### Exercise brief
For this exercise, repeat all of the material verbatim apart from its images.

### Recorded data
<<<<

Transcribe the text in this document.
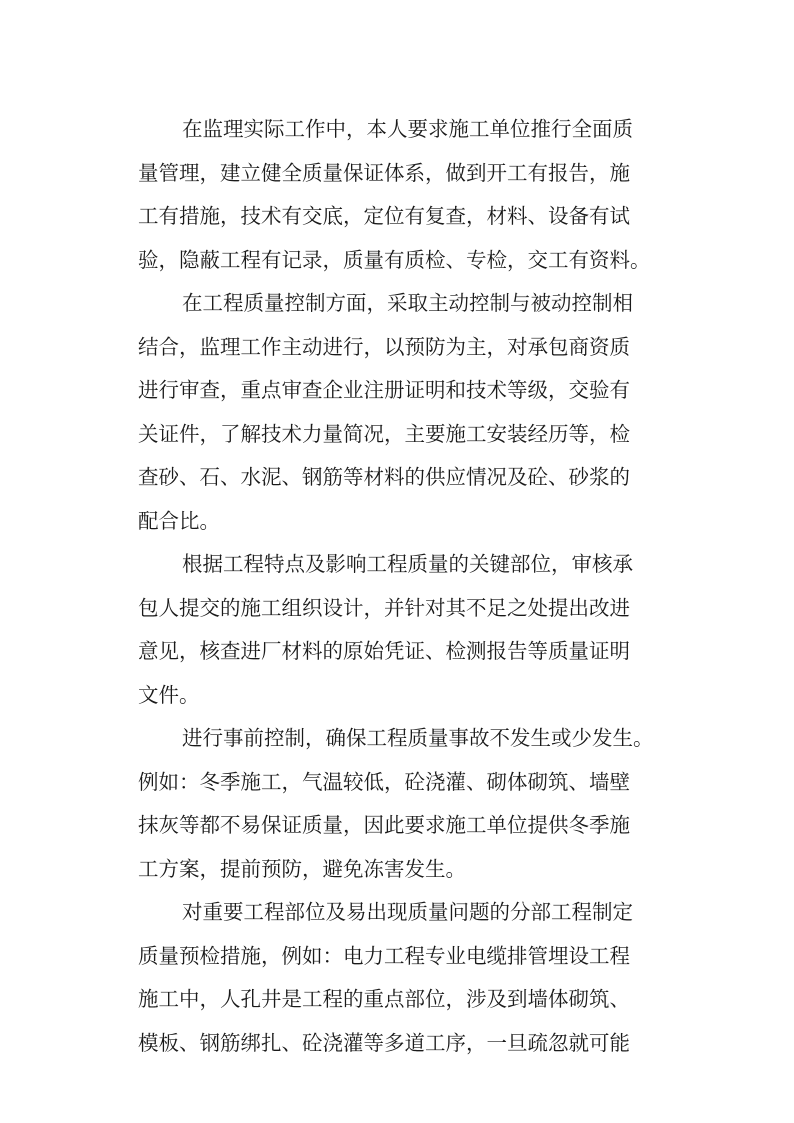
在监理实际工作中，本人要求施工单位推行全面质
量管理，建立健全质量保证体系，做到开工有报告，施
工有措施，技术有交底，定位有复查，材料、设备有试
验，隐蔽工程有记录，质量有质检、专检，交工有资料。

在工程质量控制方面，采取主动控制与被动控制相
结合，监理工作主动进行，以预防为主，对承包商资质
进行审查，重点审查企业注册证明和技术等级，交验有
关证件，了解技术力量简况，主要施工安装经历等，检
查砂、石、水泥、钢筋等材料的供应情况及砼、砂浆的
配合比。

根据工程特点及影响工程质量的关键部位，审核承
包人提交的施工组织设计，并针对其不足之处提出改进
意见，核查进厂材料的原始凭证、检测报告等质量证明
文件。

进行事前控制，确保工程质量事故不发生或少发生。
例如：冬季施工，气温较低，砼浇灌、砌体砌筑、墙壁
抹灰等都不易保证质量，因此要求施工单位提供冬季施
工方案，提前预防，避免冻害发生。

对重要工程部位及易出现质量问题的分部工程制定
质量预检措施，例如：电力工程专业电缆排管埋设工程
施工中，人孔井是工程的重点部位，涉及到墙体砌筑、
模板、钢筋绑扎、砼浇灌等多道工序，一旦疏忽就可能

>>>>

### Problem solution
Transcribe the text in this document.
在监理实际工作中，本人要求施工单位推行全面质
量管理，建立健全质量保证体系，做到开工有报告，施
工有措施，技术有交底，定位有复查，材料、设备有试
验，隐蔽工程有记录，质量有质检、专检，交工有资料。

在工程质量控制方面，采取主动控制与被动控制相
结合，监理工作主动进行，以预防为主，对承包商资质
进行审查，重点审查企业注册证明和技术等级，交验有
关证件，了解技术力量简况，主要施工安装经历等，检
查砂、石、水泥、钢筋等材料的供应情况及砼、砂浆的
配合比。

根据工程特点及影响工程质量的关键部位，审核承
包人提交的施工组织设计，并针对其不足之处提出改进
意见，核查进厂材料的原始凭证、检测报告等质量证明
文件。

进行事前控制，确保工程质量事故不发生或少发生。
例如：冬季施工，气温较低，砼浇灌、砌体砌筑、墙壁
抹灰等都不易保证质量，因此要求施工单位提供冬季施
工方案，提前预防，避免冻害发生。

对重要工程部位及易出现质量问题的分部工程制定
质量预检措施，例如：电力工程专业电缆排管埋设工程
施工中，人孔井是工程的重点部位，涉及到墙体砌筑、
模板、钢筋绑扎、砼浇灌等多道工序，一旦疏忽就可能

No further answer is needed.